Your instructions.
Return the listing below in full, with every line exactly as it is.

______________________________

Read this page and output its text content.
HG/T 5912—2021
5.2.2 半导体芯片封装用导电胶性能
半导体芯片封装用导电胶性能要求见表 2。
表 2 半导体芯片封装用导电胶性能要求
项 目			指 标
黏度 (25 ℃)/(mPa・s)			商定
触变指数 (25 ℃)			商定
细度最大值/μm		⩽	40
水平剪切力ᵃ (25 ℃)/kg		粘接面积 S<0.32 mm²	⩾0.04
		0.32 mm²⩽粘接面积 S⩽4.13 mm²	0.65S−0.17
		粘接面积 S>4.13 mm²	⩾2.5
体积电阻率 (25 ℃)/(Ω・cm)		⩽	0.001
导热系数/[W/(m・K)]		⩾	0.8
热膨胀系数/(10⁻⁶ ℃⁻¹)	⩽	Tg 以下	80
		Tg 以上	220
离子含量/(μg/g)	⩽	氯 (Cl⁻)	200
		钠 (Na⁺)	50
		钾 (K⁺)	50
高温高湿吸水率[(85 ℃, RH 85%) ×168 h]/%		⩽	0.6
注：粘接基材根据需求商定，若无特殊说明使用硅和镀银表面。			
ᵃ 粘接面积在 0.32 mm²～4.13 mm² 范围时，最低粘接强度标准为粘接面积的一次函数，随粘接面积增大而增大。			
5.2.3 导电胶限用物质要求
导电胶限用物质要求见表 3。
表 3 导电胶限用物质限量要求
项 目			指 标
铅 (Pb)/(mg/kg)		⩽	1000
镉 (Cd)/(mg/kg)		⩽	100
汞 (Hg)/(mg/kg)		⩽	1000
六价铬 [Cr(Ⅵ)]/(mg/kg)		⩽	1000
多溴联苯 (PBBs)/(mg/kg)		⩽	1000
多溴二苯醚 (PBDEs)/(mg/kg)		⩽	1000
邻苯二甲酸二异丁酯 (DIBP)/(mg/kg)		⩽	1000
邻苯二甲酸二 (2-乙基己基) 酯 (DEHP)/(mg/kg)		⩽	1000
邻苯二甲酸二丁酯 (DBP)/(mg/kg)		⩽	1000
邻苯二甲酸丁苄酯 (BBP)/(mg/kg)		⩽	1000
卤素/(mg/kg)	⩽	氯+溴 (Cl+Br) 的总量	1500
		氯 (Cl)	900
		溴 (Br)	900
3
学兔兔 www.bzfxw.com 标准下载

______________________________

Answer.
Read this page and output its text content.
HG/T 5912—2021
5.2.2 半导体芯片封装用导电胶性能
半导体芯片封装用导电胶性能要求见表 2。
表 2 半导体芯片封装用导电胶性能要求
项 目			指 标
黏度 (25 ℃)/(mPa・s)			商定
触变指数 (25 ℃)			商定
细度最大值/μm		⩽	40
水平剪切力ᵃ (25 ℃)/kg		粘接面积 S<0.32 mm²	⩾0.04
		0.32 mm²⩽粘接面积 S⩽4.13 mm²	0.65S−0.17
		粘接面积 S>4.13 mm²	⩾2.5
体积电阻率 (25 ℃)/(Ω・cm)		⩽	0.001
导热系数/[W/(m・K)]		⩾	0.8
热膨胀系数/(10⁻⁶ ℃⁻¹)	⩽	Tg 以下	80
		Tg 以上	220
离子含量/(μg/g)	⩽	氯 (Cl⁻)	200
		钠 (Na⁺)	50
		钾 (K⁺)	50
高温高湿吸水率[(85 ℃, RH 85%) ×168 h]/%		⩽	0.6
注：粘接基材根据需求商定，若无特殊说明使用硅和镀银表面。			
ᵃ 粘接面积在 0.32 mm²～4.13 mm² 范围时，最低粘接强度标准为粘接面积的一次函数，随粘接面积增大而增大。			
5.2.3 导电胶限用物质要求
导电胶限用物质要求见表 3。
表 3 导电胶限用物质限量要求
项 目			指 标
铅 (Pb)/(mg/kg)		⩽	1000
镉 (Cd)/(mg/kg)		⩽	100
汞 (Hg)/(mg/kg)		⩽	1000
六价铬 [Cr(Ⅵ)]/(mg/kg)		⩽	1000
多溴联苯 (PBBs)/(mg/kg)		⩽	1000
多溴二苯醚 (PBDEs)/(mg/kg)		⩽	1000
邻苯二甲酸二异丁酯 (DIBP)/(mg/kg)		⩽	1000
邻苯二甲酸二 (2-乙基己基) 酯 (DEHP)/(mg/kg)		⩽	1000
邻苯二甲酸二丁酯 (DBP)/(mg/kg)		⩽	1000
邻苯二甲酸丁苄酯 (BBP)/(mg/kg)		⩽	1000
卤素/(mg/kg)	⩽	氯+溴 (Cl+Br) 的总量	1500
		氯 (Cl)	900
		溴 (Br)	900
3
学兔兔 www.bzfxw.com 标准下载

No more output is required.